>> Begin THE INPUT
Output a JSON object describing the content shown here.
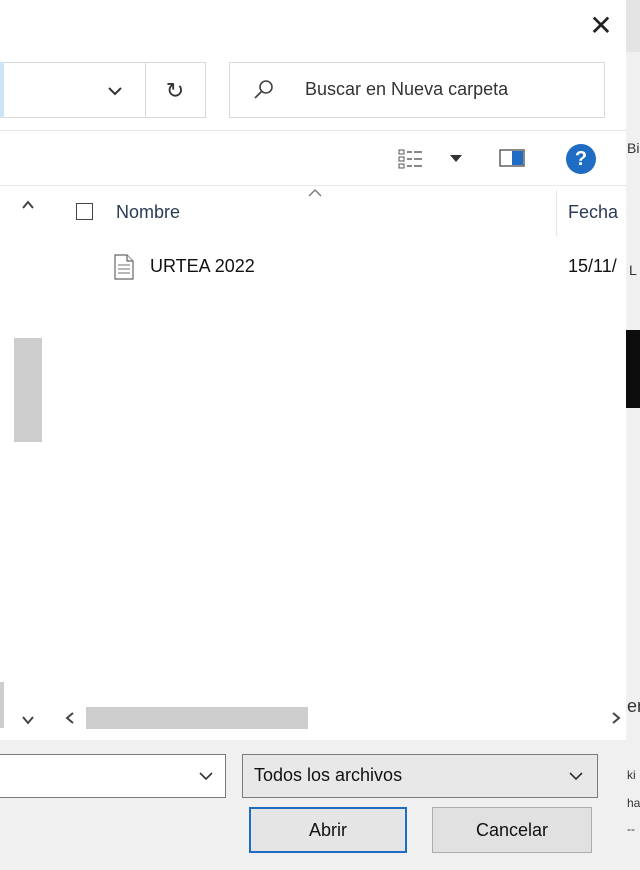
{
  "dialog": {
    "close_glyph": "✕"
  },
  "address": {
    "refresh_glyph": "↻"
  },
  "search": {
    "placeholder": "Buscar en Nueva carpeta"
  },
  "toolbar": {
    "help_glyph": "?"
  },
  "file_list": {
    "columns": [
      "Nombre",
      "Fecha"
    ],
    "rows": [
      {
        "name": "URTEA 2022",
        "date": "15/11/"
      }
    ]
  },
  "footer": {
    "file_type_filter": "Todos los archivos",
    "open_label": "Abrir",
    "cancel_label": "Cancelar"
  },
  "background_window": {
    "texts": [
      "Bi",
      "L",
      "en",
      "ki",
      "ha",
      "--"
    ]
  },
  "icons": {
    "close": "close-icon",
    "address_dropdown": "chevron-down-icon",
    "refresh": "refresh-icon",
    "search": "search-icon",
    "view": "details-view-icon",
    "view_dropdown": "caret-down-icon",
    "preview": "preview-pane-icon",
    "help": "help-icon",
    "file": "text-file-icon"
  },
  "colors": {
    "accent": "#1f6cc4",
    "thumb": "#cdcdcd"
  }
}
>> End THE INPUT
§ GOAL OF THE EXERCISE: All of the data needs repeating exactly, but the pictures do not.

§ TASK RESPONSE:
Output a JSON object describing the content shown here.
{
  "dialog": {
    "close_glyph": "✕"
  },
  "address": {
    "refresh_glyph": "↻"
  },
  "search": {
    "placeholder": "Buscar en Nueva carpeta"
  },
  "toolbar": {
    "help_glyph": "?"
  },
  "file_list": {
    "columns": [
      "Nombre",
      "Fecha"
    ],
    "rows": [
      {
        "name": "URTEA 2022",
        "date": "15/11/"
      }
    ]
  },
  "footer": {
    "file_type_filter": "Todos los archivos",
    "open_label": "Abrir",
    "cancel_label": "Cancelar"
  },
  "background_window": {
    "texts": [
      "Bi",
      "L",
      "en",
      "ki",
      "ha",
      "--"
    ]
  },
  "icons": {
    "close": "close-icon",
    "address_dropdown": "chevron-down-icon",
    "refresh": "refresh-icon",
    "search": "search-icon",
    "view": "details-view-icon",
    "view_dropdown": "caret-down-icon",
    "preview": "preview-pane-icon",
    "help": "help-icon",
    "file": "text-file-icon"
  },
  "colors": {
    "accent": "#1f6cc4",
    "thumb": "#cdcdcd"
  }
}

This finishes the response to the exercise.